(STATED EXERCISE)
Give every entry again, unchanged, and leave its images out.

— Start THE DATA —

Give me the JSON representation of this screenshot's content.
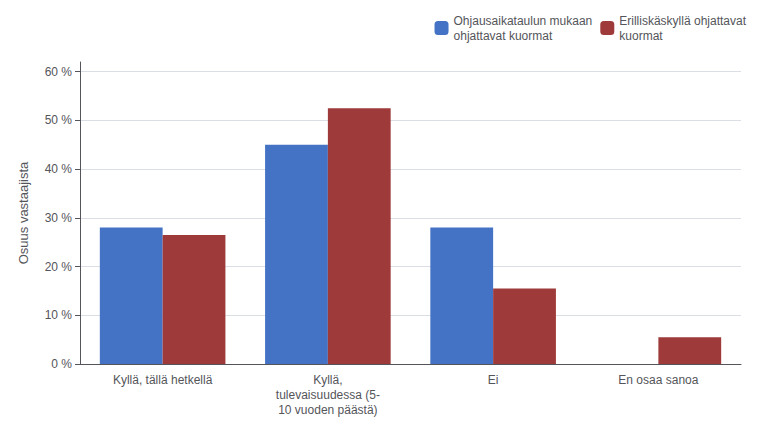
{
  "chart_data": {
    "type": "bar",
    "categories": [
      "Kyllä, tällä hetkellä",
      "Kyllä,\ntulevaisuudessa (5-\n10 vuoden päästä)",
      "Ei",
      "En osaa sanoa"
    ],
    "series": [
      {
        "name": "Ohjausaikataulun mukaan\nohjattavat kuormat",
        "color": "#4472C4",
        "values": [
          28,
          45,
          28,
          0
        ]
      },
      {
        "name": "Erilliskäskyllä ohjattavat\nkuormat",
        "color": "#9E3A3A",
        "values": [
          26.5,
          52.5,
          15.5,
          5.5
        ]
      }
    ],
    "ylabel": "Osuus vastaajista",
    "ylim": [
      0,
      62
    ],
    "yticks": [
      {
        "value": 0,
        "label": "0 %"
      },
      {
        "value": 10,
        "label": "10 %"
      },
      {
        "value": 20,
        "label": "20 %"
      },
      {
        "value": 30,
        "label": "30 %"
      },
      {
        "value": 40,
        "label": "40 %"
      },
      {
        "value": 50,
        "label": "50 %"
      },
      {
        "value": 60,
        "label": "60 %"
      }
    ],
    "grid": true,
    "legend": "upper right"
  }
}
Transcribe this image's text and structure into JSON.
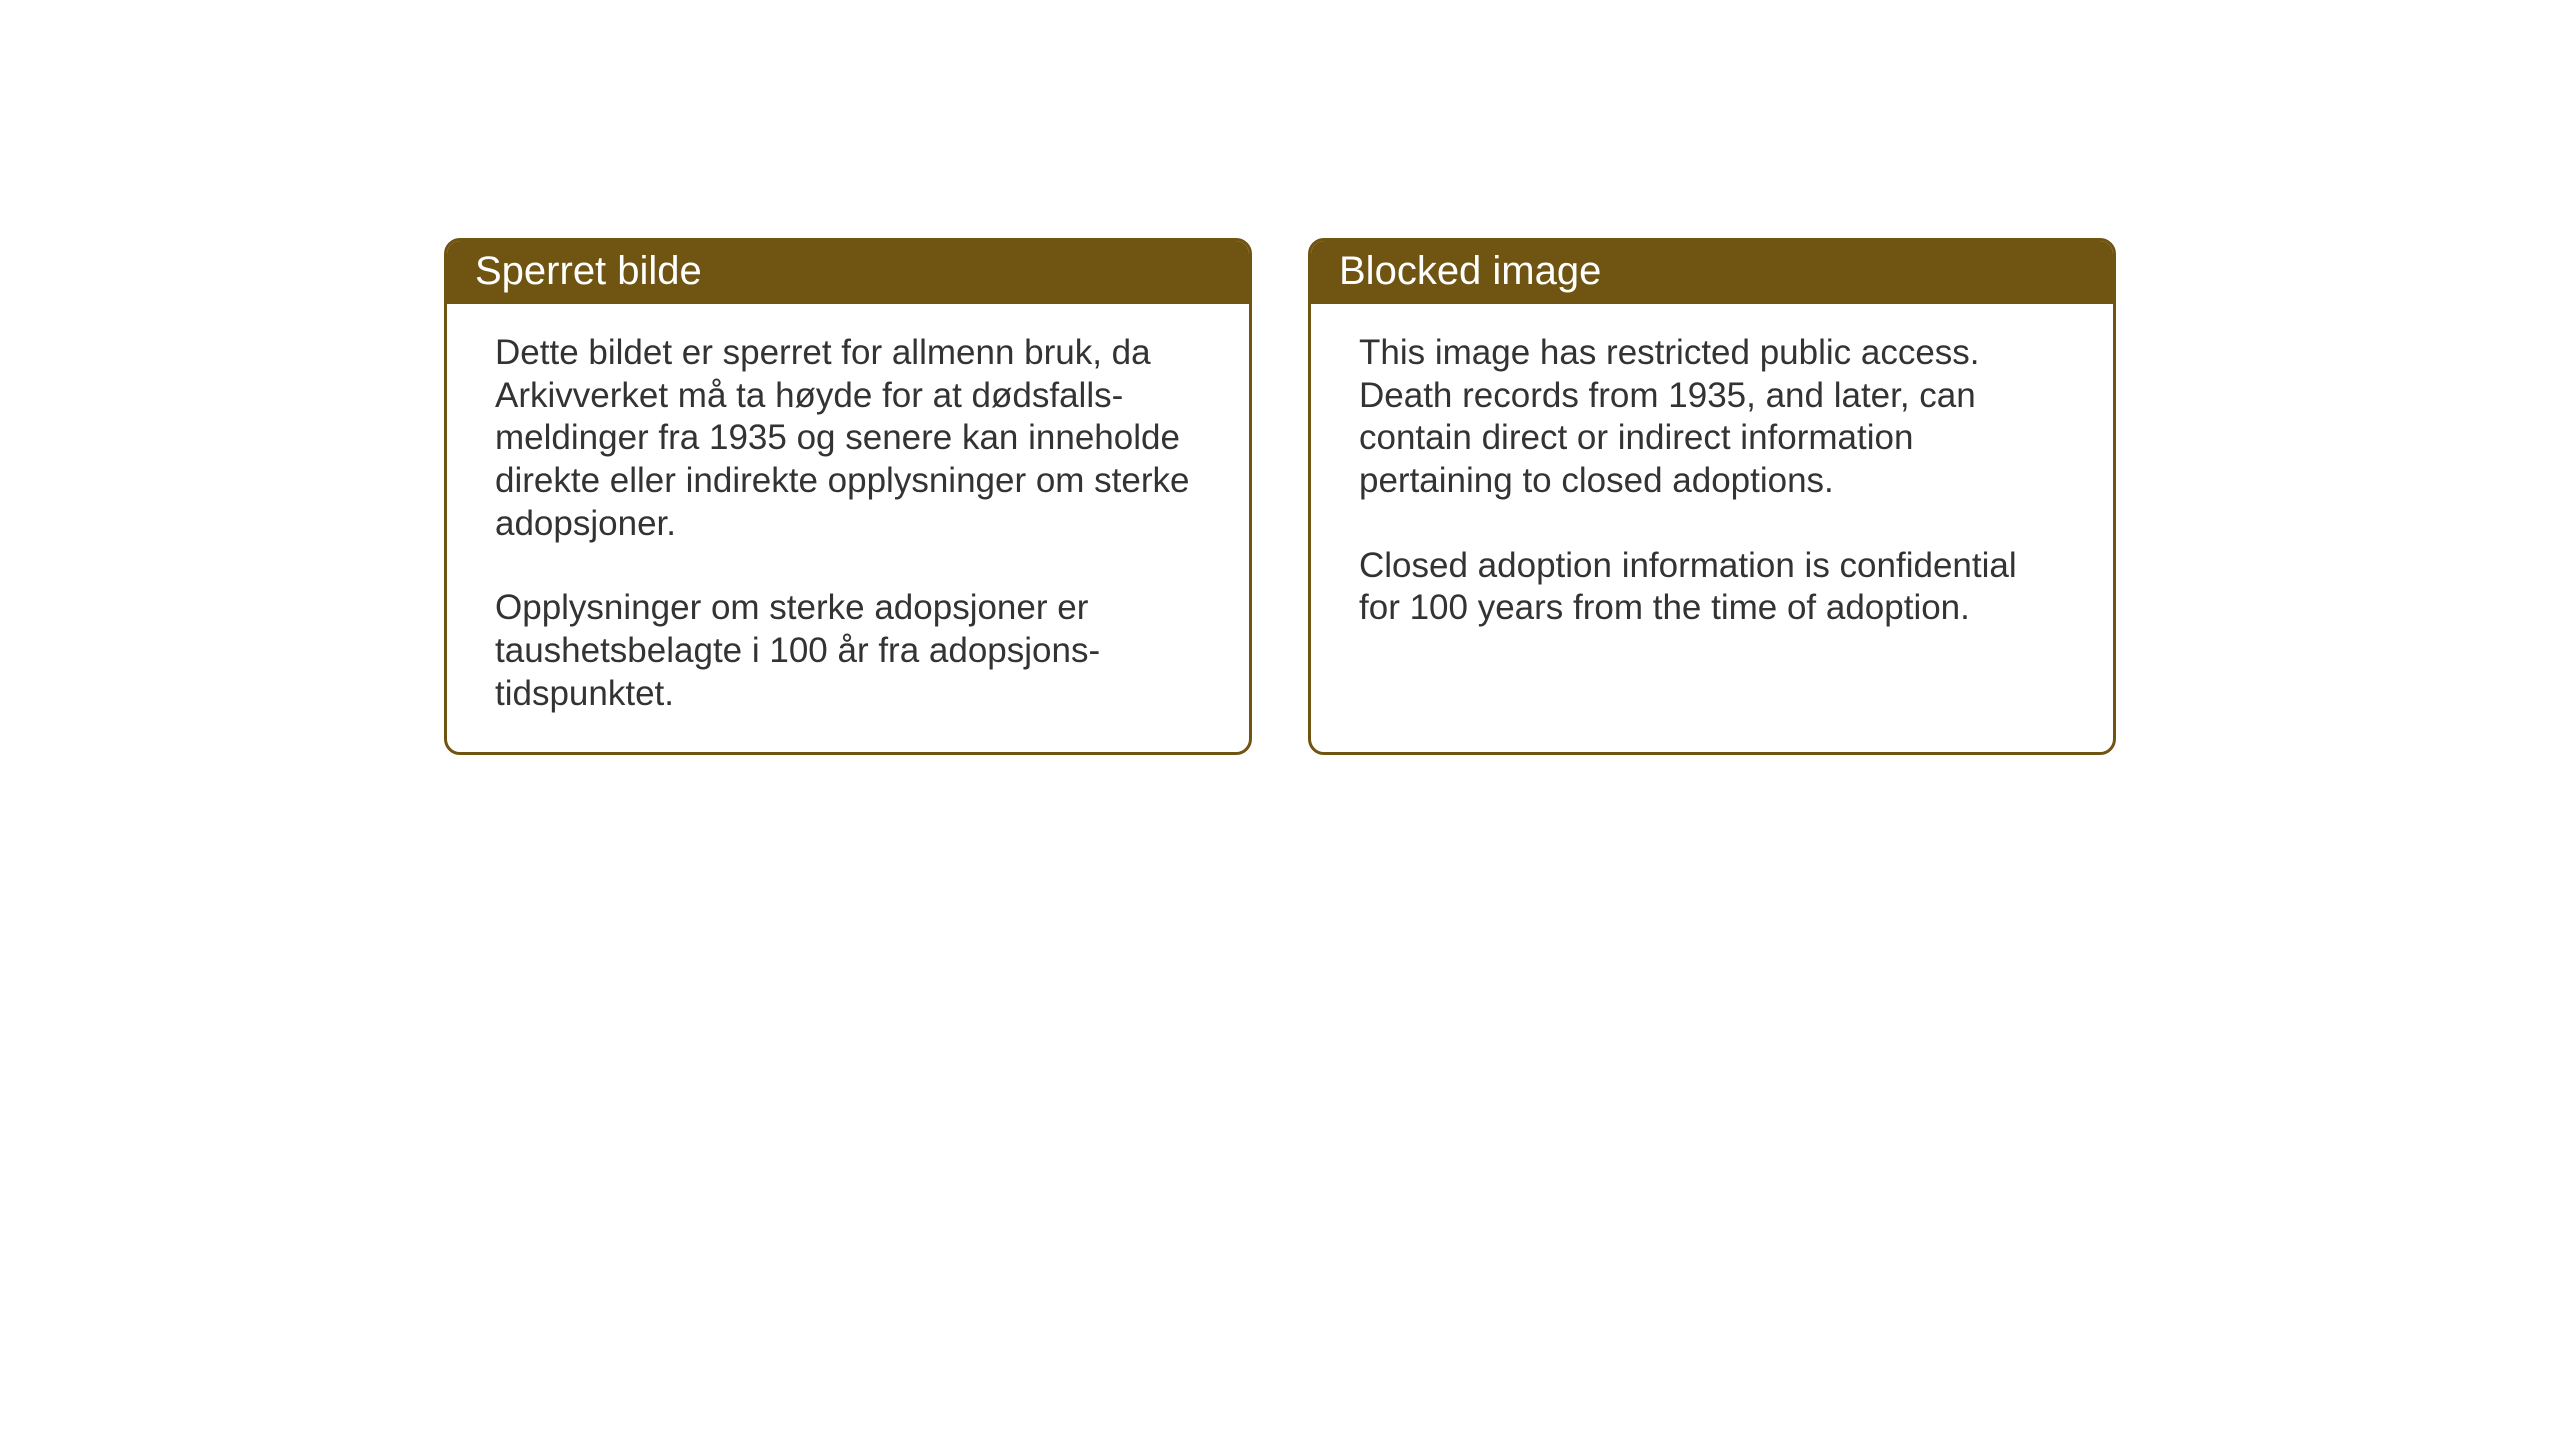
{
  "cards": [
    {
      "title": "Sperret bilde",
      "paragraph1": "Dette bildet er sperret for allmenn bruk, da Arkivverket må ta høyde for at dødsfalls-meldinger fra 1935 og senere kan inneholde direkte eller indirekte opplysninger om sterke adopsjoner.",
      "paragraph2": "Opplysninger om sterke adopsjoner er taushetsbelagte i 100 år fra adopsjons-tidspunktet."
    },
    {
      "title": "Blocked image",
      "paragraph1": "This image has restricted public access. Death records from 1935, and later, can contain direct or indirect information pertaining to closed adoptions.",
      "paragraph2": "Closed adoption information is confidential for 100 years from the time of adoption."
    }
  ],
  "styling": {
    "header_background_color": "#6f5412",
    "header_text_color": "#ffffff",
    "border_color": "#6f5412",
    "body_text_color": "#333333",
    "card_background_color": "#ffffff",
    "page_background_color": "#ffffff",
    "border_radius": 16,
    "border_width": 3,
    "header_fontsize": 40,
    "body_fontsize": 35
  }
}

— End THE DATA —

(ANSWER TO THE PROBLEM)
Give me the JSON representation of this screenshot's content.
{
  "chart_data": {
    "type": "bar",
    "categories": [
      "Kyllä, tällä hetkellä",
      "Kyllä,\ntulevaisuudessa (5-\n10 vuoden päästä)",
      "Ei",
      "En osaa sanoa"
    ],
    "series": [
      {
        "name": "Ohjausaikataulun mukaan\nohjattavat kuormat",
        "color": "#4472C4",
        "values": [
          28,
          45,
          28,
          0
        ]
      },
      {
        "name": "Erilliskäskyllä ohjattavat\nkuormat",
        "color": "#9E3A3A",
        "values": [
          26.5,
          52.5,
          15.5,
          5.5
        ]
      }
    ],
    "ylabel": "Osuus vastaajista",
    "ylim": [
      0,
      62
    ],
    "yticks": [
      {
        "value": 0,
        "label": "0 %"
      },
      {
        "value": 10,
        "label": "10 %"
      },
      {
        "value": 20,
        "label": "20 %"
      },
      {
        "value": 30,
        "label": "30 %"
      },
      {
        "value": 40,
        "label": "40 %"
      },
      {
        "value": 50,
        "label": "50 %"
      },
      {
        "value": 60,
        "label": "60 %"
      }
    ],
    "grid": true,
    "legend": "upper right"
  }
}
Transcribe this image's text and structure into JSON.
{
  "cards": [
    {
      "title": "Sperret bilde",
      "paragraph1": "Dette bildet er sperret for allmenn bruk, da Arkivverket må ta høyde for at dødsfalls-meldinger fra 1935 og senere kan inneholde direkte eller indirekte opplysninger om sterke adopsjoner.",
      "paragraph2": "Opplysninger om sterke adopsjoner er taushetsbelagte i 100 år fra adopsjons-tidspunktet."
    },
    {
      "title": "Blocked image",
      "paragraph1": "This image has restricted public access. Death records from 1935, and later, can contain direct or indirect information pertaining to closed adoptions.",
      "paragraph2": "Closed adoption information is confidential for 100 years from the time of adoption."
    }
  ],
  "styling": {
    "header_background_color": "#6f5412",
    "header_text_color": "#ffffff",
    "border_color": "#6f5412",
    "body_text_color": "#333333",
    "card_background_color": "#ffffff",
    "page_background_color": "#ffffff",
    "border_radius": 16,
    "border_width": 3,
    "header_fontsize": 40,
    "body_fontsize": 35
  }
}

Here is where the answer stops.